_Set problem_: Each record that follows should be repeated exactly, minus any images.

_Input records_:

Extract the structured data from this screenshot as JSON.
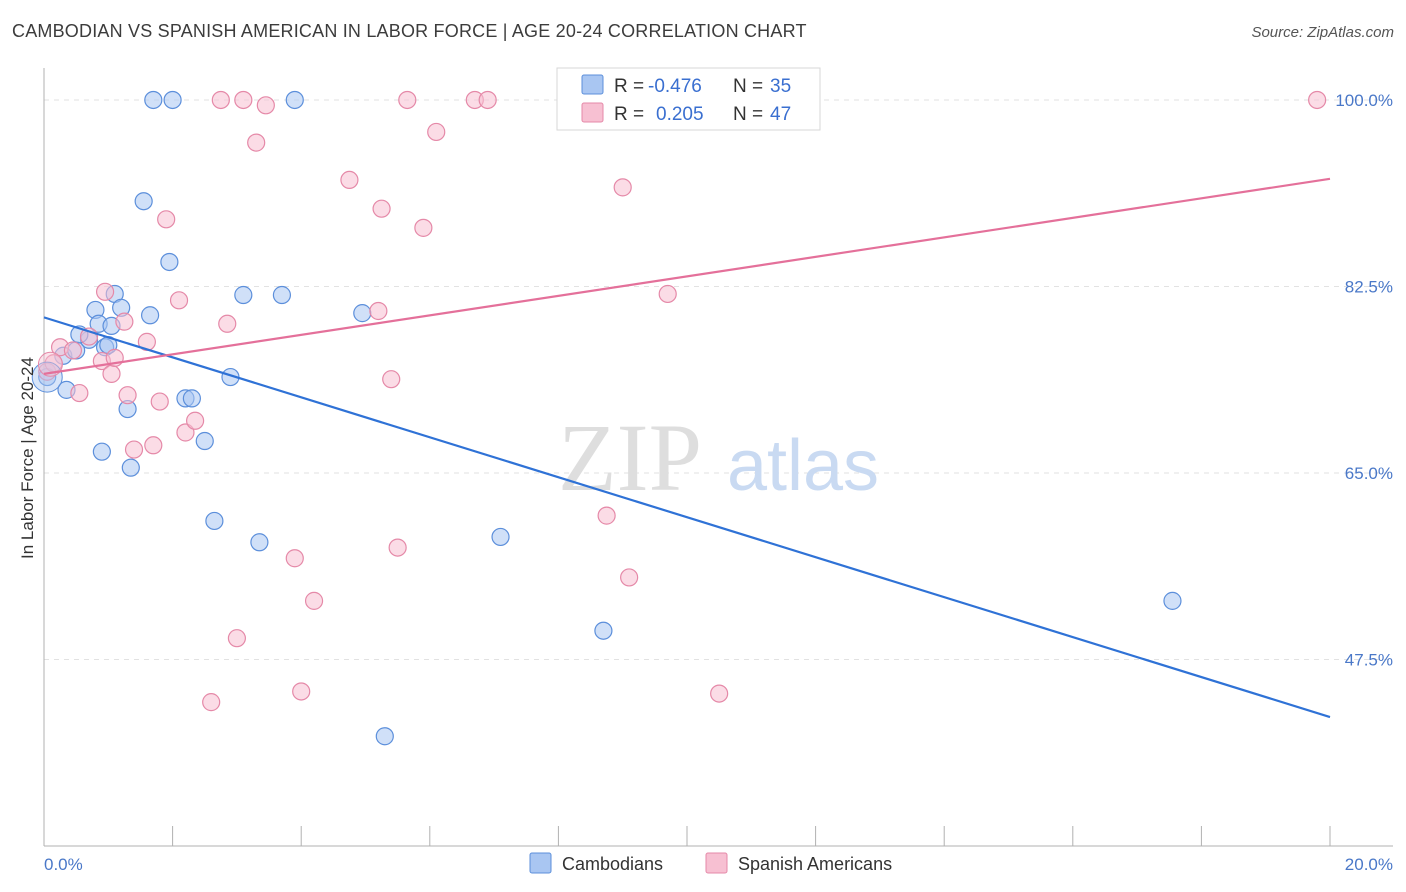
{
  "header": {
    "title": "CAMBODIAN VS SPANISH AMERICAN IN LABOR FORCE | AGE 20-24 CORRELATION CHART",
    "source": "Source: ZipAtlas.com"
  },
  "watermark": {
    "zip": "ZIP",
    "atlas": "atlas"
  },
  "legend": {
    "rows": [
      {
        "r_label": "R =",
        "r_value": "-0.476",
        "n_label": "N =",
        "n_value": "35",
        "color": "#8fb4f0"
      },
      {
        "r_label": "R =",
        "r_value": "0.205",
        "n_label": "N =",
        "n_value": "47",
        "color": "#f5a9c2"
      }
    ]
  },
  "bottom_legend": {
    "items": [
      {
        "label": "Cambodians",
        "color": "#8fb4f0"
      },
      {
        "label": "Spanish Americans",
        "color": "#f5a9c2"
      }
    ]
  },
  "colors": {
    "blue_fill": "#a9c6f2",
    "blue_stroke": "#5c8fdb",
    "blue_line": "#2f72d6",
    "pink_fill": "#f7c0d2",
    "pink_stroke": "#e589a8",
    "pink_line": "#e4709a",
    "grid": "#e2e2e2",
    "axis": "#b0b0b0",
    "tick_text": "#4a78c8"
  },
  "chart_data": {
    "type": "scatter",
    "title": "CAMBODIAN VS SPANISH AMERICAN IN LABOR FORCE | AGE 20-24 CORRELATION CHART",
    "xlabel": "",
    "ylabel": "In Labor Force | Age 20-24",
    "xlim": [
      0,
      20
    ],
    "ylim": [
      30,
      103
    ],
    "x_tick_labels": [
      {
        "value": 0,
        "label": "0.0%"
      },
      {
        "value": 20,
        "label": "20.0%"
      }
    ],
    "y_tick_labels": [
      {
        "value": 100,
        "label": "100.0%"
      },
      {
        "value": 82.5,
        "label": "82.5%"
      },
      {
        "value": 65,
        "label": "65.0%"
      },
      {
        "value": 47.5,
        "label": "47.5%"
      }
    ],
    "grid": true,
    "legend_position": "top-center",
    "series": [
      {
        "name": "Cambodians",
        "points": [
          [
            0.05,
            74.0
          ],
          [
            0.3,
            76.0
          ],
          [
            0.35,
            72.8
          ],
          [
            0.5,
            76.5
          ],
          [
            0.7,
            77.5
          ],
          [
            0.8,
            80.3
          ],
          [
            0.85,
            79.0
          ],
          [
            0.95,
            76.8
          ],
          [
            1.05,
            78.8
          ],
          [
            1.1,
            81.8
          ],
          [
            1.2,
            80.5
          ],
          [
            0.9,
            67.0
          ],
          [
            1.3,
            71.0
          ],
          [
            1.35,
            65.5
          ],
          [
            1.55,
            90.5
          ],
          [
            1.65,
            79.8
          ],
          [
            1.7,
            100.0
          ],
          [
            2.0,
            100.0
          ],
          [
            1.95,
            84.8
          ],
          [
            2.2,
            72.0
          ],
          [
            2.3,
            72.0
          ],
          [
            2.5,
            68.0
          ],
          [
            2.65,
            60.5
          ],
          [
            2.9,
            74.0
          ],
          [
            3.1,
            81.7
          ],
          [
            3.35,
            58.5
          ],
          [
            3.7,
            81.7
          ],
          [
            3.9,
            100.0
          ],
          [
            4.95,
            80.0
          ],
          [
            7.1,
            59.0
          ],
          [
            8.7,
            50.2
          ],
          [
            5.3,
            40.3
          ],
          [
            17.55,
            53.0
          ],
          [
            0.55,
            78.0
          ],
          [
            1.0,
            77.0
          ]
        ],
        "trend": {
          "x": [
            0,
            20
          ],
          "y": [
            79.6,
            42.1
          ]
        }
      },
      {
        "name": "Spanish Americans",
        "points": [
          [
            0.05,
            74.5
          ],
          [
            0.25,
            76.8
          ],
          [
            0.45,
            76.5
          ],
          [
            0.55,
            72.5
          ],
          [
            0.7,
            77.8
          ],
          [
            0.9,
            75.5
          ],
          [
            0.95,
            82.0
          ],
          [
            1.05,
            74.3
          ],
          [
            1.1,
            75.8
          ],
          [
            1.25,
            79.2
          ],
          [
            1.3,
            72.3
          ],
          [
            1.4,
            67.2
          ],
          [
            1.6,
            77.3
          ],
          [
            1.7,
            67.6
          ],
          [
            1.8,
            71.7
          ],
          [
            1.9,
            88.8
          ],
          [
            2.1,
            81.2
          ],
          [
            2.2,
            68.8
          ],
          [
            2.35,
            69.9
          ],
          [
            2.6,
            43.5
          ],
          [
            2.75,
            100.0
          ],
          [
            2.85,
            79.0
          ],
          [
            3.0,
            49.5
          ],
          [
            3.1,
            100.0
          ],
          [
            3.3,
            96.0
          ],
          [
            3.45,
            99.5
          ],
          [
            3.9,
            57.0
          ],
          [
            4.0,
            44.5
          ],
          [
            4.2,
            53.0
          ],
          [
            4.75,
            92.5
          ],
          [
            5.2,
            80.2
          ],
          [
            5.25,
            89.8
          ],
          [
            5.4,
            73.8
          ],
          [
            5.5,
            58.0
          ],
          [
            5.65,
            100.0
          ],
          [
            5.9,
            88.0
          ],
          [
            6.1,
            97.0
          ],
          [
            6.7,
            100.0
          ],
          [
            6.9,
            100.0
          ],
          [
            8.75,
            61.0
          ],
          [
            9.0,
            91.8
          ],
          [
            9.1,
            55.2
          ],
          [
            9.7,
            81.8
          ],
          [
            9.85,
            100.0
          ],
          [
            10.5,
            44.3
          ],
          [
            19.8,
            100.0
          ],
          [
            0.15,
            75.3
          ]
        ],
        "trend": {
          "x": [
            0,
            20
          ],
          "y": [
            74.3,
            92.6
          ]
        }
      }
    ]
  }
}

_Task response_:
Extract the structured data from this screenshot as JSON.
{
  "header": {
    "title": "CAMBODIAN VS SPANISH AMERICAN IN LABOR FORCE | AGE 20-24 CORRELATION CHART",
    "source": "Source: ZipAtlas.com"
  },
  "watermark": {
    "zip": "ZIP",
    "atlas": "atlas"
  },
  "legend": {
    "rows": [
      {
        "r_label": "R =",
        "r_value": "-0.476",
        "n_label": "N =",
        "n_value": "35",
        "color": "#8fb4f0"
      },
      {
        "r_label": "R =",
        "r_value": "0.205",
        "n_label": "N =",
        "n_value": "47",
        "color": "#f5a9c2"
      }
    ]
  },
  "bottom_legend": {
    "items": [
      {
        "label": "Cambodians",
        "color": "#8fb4f0"
      },
      {
        "label": "Spanish Americans",
        "color": "#f5a9c2"
      }
    ]
  },
  "colors": {
    "blue_fill": "#a9c6f2",
    "blue_stroke": "#5c8fdb",
    "blue_line": "#2f72d6",
    "pink_fill": "#f7c0d2",
    "pink_stroke": "#e589a8",
    "pink_line": "#e4709a",
    "grid": "#e2e2e2",
    "axis": "#b0b0b0",
    "tick_text": "#4a78c8"
  },
  "chart_data": {
    "type": "scatter",
    "title": "CAMBODIAN VS SPANISH AMERICAN IN LABOR FORCE | AGE 20-24 CORRELATION CHART",
    "xlabel": "",
    "ylabel": "In Labor Force | Age 20-24",
    "xlim": [
      0,
      20
    ],
    "ylim": [
      30,
      103
    ],
    "x_tick_labels": [
      {
        "value": 0,
        "label": "0.0%"
      },
      {
        "value": 20,
        "label": "20.0%"
      }
    ],
    "y_tick_labels": [
      {
        "value": 100,
        "label": "100.0%"
      },
      {
        "value": 82.5,
        "label": "82.5%"
      },
      {
        "value": 65,
        "label": "65.0%"
      },
      {
        "value": 47.5,
        "label": "47.5%"
      }
    ],
    "grid": true,
    "legend_position": "top-center",
    "series": [
      {
        "name": "Cambodians",
        "points": [
          [
            0.05,
            74.0
          ],
          [
            0.3,
            76.0
          ],
          [
            0.35,
            72.8
          ],
          [
            0.5,
            76.5
          ],
          [
            0.7,
            77.5
          ],
          [
            0.8,
            80.3
          ],
          [
            0.85,
            79.0
          ],
          [
            0.95,
            76.8
          ],
          [
            1.05,
            78.8
          ],
          [
            1.1,
            81.8
          ],
          [
            1.2,
            80.5
          ],
          [
            0.9,
            67.0
          ],
          [
            1.3,
            71.0
          ],
          [
            1.35,
            65.5
          ],
          [
            1.55,
            90.5
          ],
          [
            1.65,
            79.8
          ],
          [
            1.7,
            100.0
          ],
          [
            2.0,
            100.0
          ],
          [
            1.95,
            84.8
          ],
          [
            2.2,
            72.0
          ],
          [
            2.3,
            72.0
          ],
          [
            2.5,
            68.0
          ],
          [
            2.65,
            60.5
          ],
          [
            2.9,
            74.0
          ],
          [
            3.1,
            81.7
          ],
          [
            3.35,
            58.5
          ],
          [
            3.7,
            81.7
          ],
          [
            3.9,
            100.0
          ],
          [
            4.95,
            80.0
          ],
          [
            7.1,
            59.0
          ],
          [
            8.7,
            50.2
          ],
          [
            5.3,
            40.3
          ],
          [
            17.55,
            53.0
          ],
          [
            0.55,
            78.0
          ],
          [
            1.0,
            77.0
          ]
        ],
        "trend": {
          "x": [
            0,
            20
          ],
          "y": [
            79.6,
            42.1
          ]
        }
      },
      {
        "name": "Spanish Americans",
        "points": [
          [
            0.05,
            74.5
          ],
          [
            0.25,
            76.8
          ],
          [
            0.45,
            76.5
          ],
          [
            0.55,
            72.5
          ],
          [
            0.7,
            77.8
          ],
          [
            0.9,
            75.5
          ],
          [
            0.95,
            82.0
          ],
          [
            1.05,
            74.3
          ],
          [
            1.1,
            75.8
          ],
          [
            1.25,
            79.2
          ],
          [
            1.3,
            72.3
          ],
          [
            1.4,
            67.2
          ],
          [
            1.6,
            77.3
          ],
          [
            1.7,
            67.6
          ],
          [
            1.8,
            71.7
          ],
          [
            1.9,
            88.8
          ],
          [
            2.1,
            81.2
          ],
          [
            2.2,
            68.8
          ],
          [
            2.35,
            69.9
          ],
          [
            2.6,
            43.5
          ],
          [
            2.75,
            100.0
          ],
          [
            2.85,
            79.0
          ],
          [
            3.0,
            49.5
          ],
          [
            3.1,
            100.0
          ],
          [
            3.3,
            96.0
          ],
          [
            3.45,
            99.5
          ],
          [
            3.9,
            57.0
          ],
          [
            4.0,
            44.5
          ],
          [
            4.2,
            53.0
          ],
          [
            4.75,
            92.5
          ],
          [
            5.2,
            80.2
          ],
          [
            5.25,
            89.8
          ],
          [
            5.4,
            73.8
          ],
          [
            5.5,
            58.0
          ],
          [
            5.65,
            100.0
          ],
          [
            5.9,
            88.0
          ],
          [
            6.1,
            97.0
          ],
          [
            6.7,
            100.0
          ],
          [
            6.9,
            100.0
          ],
          [
            8.75,
            61.0
          ],
          [
            9.0,
            91.8
          ],
          [
            9.1,
            55.2
          ],
          [
            9.7,
            81.8
          ],
          [
            9.85,
            100.0
          ],
          [
            10.5,
            44.3
          ],
          [
            19.8,
            100.0
          ],
          [
            0.15,
            75.3
          ]
        ],
        "trend": {
          "x": [
            0,
            20
          ],
          "y": [
            74.3,
            92.6
          ]
        }
      }
    ]
  }
}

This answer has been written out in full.